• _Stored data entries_
-*-*-
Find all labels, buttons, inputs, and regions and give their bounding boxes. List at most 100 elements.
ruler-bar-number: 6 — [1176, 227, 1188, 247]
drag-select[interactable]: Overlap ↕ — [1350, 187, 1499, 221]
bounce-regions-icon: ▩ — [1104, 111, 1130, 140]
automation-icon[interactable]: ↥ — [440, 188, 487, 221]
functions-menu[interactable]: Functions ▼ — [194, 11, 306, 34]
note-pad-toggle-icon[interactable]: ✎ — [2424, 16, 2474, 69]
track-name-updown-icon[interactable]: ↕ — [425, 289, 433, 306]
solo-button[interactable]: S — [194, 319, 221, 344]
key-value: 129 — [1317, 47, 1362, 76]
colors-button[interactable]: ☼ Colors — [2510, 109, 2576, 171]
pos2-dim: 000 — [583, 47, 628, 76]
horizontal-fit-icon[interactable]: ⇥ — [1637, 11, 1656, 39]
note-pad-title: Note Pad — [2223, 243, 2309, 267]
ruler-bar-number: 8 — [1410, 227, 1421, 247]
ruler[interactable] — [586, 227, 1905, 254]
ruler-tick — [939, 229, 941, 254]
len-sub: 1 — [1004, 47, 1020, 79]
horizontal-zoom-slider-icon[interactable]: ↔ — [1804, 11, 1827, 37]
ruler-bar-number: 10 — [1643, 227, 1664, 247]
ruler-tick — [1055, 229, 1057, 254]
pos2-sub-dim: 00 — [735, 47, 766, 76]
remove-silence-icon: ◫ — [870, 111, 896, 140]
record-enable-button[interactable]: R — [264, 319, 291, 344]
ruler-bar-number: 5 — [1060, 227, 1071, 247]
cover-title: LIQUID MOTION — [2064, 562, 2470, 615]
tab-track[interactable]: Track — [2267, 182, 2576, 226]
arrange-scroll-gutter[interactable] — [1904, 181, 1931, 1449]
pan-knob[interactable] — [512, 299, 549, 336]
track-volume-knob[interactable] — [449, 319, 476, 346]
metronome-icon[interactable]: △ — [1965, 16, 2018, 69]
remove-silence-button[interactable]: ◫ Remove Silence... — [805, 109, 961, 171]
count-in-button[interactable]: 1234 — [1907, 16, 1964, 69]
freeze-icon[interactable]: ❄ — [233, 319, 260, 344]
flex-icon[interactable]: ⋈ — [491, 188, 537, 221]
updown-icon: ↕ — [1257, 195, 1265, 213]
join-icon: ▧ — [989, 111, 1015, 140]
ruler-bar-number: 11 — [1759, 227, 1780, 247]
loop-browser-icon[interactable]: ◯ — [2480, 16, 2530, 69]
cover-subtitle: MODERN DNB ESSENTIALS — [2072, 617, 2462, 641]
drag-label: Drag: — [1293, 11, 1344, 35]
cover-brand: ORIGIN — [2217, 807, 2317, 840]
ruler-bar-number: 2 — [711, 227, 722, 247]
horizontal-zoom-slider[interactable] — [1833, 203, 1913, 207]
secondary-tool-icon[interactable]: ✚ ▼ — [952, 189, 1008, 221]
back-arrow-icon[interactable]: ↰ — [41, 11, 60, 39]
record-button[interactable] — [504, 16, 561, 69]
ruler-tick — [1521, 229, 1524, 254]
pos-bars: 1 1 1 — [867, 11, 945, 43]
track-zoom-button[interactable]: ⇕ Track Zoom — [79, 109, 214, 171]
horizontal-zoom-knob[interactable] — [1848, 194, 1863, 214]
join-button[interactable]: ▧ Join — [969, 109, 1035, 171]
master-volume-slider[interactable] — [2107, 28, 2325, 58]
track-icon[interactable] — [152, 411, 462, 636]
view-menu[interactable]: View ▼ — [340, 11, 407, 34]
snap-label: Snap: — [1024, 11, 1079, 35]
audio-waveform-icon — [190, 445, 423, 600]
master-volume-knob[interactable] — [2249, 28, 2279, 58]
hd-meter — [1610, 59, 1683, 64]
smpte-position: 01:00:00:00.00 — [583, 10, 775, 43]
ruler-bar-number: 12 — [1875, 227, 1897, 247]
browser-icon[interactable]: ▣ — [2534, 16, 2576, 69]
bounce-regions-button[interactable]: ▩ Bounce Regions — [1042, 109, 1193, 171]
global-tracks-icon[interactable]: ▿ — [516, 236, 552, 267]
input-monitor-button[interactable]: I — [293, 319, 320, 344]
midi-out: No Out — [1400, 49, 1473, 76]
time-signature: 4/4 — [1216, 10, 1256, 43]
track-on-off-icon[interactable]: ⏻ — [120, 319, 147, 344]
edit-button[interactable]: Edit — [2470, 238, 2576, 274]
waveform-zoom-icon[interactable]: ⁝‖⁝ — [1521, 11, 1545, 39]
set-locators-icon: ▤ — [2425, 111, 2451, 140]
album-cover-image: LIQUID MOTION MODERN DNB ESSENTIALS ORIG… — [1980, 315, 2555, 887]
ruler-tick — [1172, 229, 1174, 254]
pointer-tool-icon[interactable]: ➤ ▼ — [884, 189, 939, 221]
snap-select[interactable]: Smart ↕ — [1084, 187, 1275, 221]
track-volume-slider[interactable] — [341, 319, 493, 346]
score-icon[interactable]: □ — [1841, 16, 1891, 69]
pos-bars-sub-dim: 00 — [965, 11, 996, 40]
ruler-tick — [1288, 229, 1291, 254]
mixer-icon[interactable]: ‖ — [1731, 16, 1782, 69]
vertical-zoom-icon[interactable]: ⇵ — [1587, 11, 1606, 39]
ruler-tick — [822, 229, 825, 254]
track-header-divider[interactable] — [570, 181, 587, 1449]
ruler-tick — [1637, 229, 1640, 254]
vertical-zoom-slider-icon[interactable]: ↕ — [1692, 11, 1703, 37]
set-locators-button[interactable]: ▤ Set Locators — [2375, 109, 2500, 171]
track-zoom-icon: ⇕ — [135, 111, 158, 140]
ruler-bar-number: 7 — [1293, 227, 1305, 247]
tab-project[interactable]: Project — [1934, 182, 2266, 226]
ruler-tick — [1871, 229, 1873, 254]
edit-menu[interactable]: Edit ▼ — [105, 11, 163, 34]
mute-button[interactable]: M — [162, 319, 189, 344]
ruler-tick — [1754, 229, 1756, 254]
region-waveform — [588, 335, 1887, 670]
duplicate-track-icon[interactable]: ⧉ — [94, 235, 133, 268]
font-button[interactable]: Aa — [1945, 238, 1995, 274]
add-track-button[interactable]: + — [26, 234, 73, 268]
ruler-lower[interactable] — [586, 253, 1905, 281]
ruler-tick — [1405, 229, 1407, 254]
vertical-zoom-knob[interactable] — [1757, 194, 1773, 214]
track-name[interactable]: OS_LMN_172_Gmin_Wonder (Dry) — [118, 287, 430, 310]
-*-*-
• _Aim_
Pull out every line of the entries above that contains the word "select".

• _Right answer_
drag-select[interactable]: Overlap ↕ — [1350, 187, 1499, 221]
snap-select[interactable]: Smart ↕ — [1084, 187, 1275, 221]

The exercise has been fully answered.